[Stored data]
________

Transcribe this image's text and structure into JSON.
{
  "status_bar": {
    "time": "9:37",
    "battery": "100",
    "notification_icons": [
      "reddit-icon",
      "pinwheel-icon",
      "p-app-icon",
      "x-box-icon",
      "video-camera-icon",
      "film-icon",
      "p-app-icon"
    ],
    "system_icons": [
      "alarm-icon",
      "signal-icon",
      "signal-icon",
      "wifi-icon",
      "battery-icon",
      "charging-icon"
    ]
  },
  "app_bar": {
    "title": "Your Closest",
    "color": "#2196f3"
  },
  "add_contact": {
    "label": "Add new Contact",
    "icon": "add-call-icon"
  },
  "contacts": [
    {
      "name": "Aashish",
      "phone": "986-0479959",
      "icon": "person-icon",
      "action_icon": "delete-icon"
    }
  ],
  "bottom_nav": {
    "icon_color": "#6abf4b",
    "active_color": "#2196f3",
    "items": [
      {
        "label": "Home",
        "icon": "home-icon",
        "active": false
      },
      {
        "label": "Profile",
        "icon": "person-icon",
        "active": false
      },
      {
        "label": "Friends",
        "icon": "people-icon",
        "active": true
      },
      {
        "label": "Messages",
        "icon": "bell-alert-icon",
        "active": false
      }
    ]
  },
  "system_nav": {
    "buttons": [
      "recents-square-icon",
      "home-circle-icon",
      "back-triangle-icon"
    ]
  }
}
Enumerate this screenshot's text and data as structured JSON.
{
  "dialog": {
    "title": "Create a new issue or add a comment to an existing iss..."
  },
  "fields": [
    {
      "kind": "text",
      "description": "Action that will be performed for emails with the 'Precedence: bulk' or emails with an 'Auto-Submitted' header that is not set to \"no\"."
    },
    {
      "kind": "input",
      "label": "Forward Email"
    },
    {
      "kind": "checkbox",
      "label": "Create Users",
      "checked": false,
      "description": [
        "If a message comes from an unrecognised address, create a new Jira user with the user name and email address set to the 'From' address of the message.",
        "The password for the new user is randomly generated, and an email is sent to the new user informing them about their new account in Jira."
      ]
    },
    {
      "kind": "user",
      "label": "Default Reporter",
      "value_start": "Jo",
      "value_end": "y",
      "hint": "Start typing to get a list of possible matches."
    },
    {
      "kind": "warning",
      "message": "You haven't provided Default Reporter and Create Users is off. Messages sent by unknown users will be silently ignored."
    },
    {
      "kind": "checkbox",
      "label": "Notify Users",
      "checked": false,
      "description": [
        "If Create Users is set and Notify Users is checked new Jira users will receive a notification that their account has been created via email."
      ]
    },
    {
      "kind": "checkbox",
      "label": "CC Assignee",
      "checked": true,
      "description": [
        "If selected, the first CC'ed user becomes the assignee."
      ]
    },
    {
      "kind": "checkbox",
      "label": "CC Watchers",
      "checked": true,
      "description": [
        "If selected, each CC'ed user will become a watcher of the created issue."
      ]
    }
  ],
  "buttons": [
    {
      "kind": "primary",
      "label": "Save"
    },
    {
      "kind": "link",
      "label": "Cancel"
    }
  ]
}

________

--- Task requirements ---
Count the lines of the data that include the string "created", and give only that number.

--- Worked solution ---
2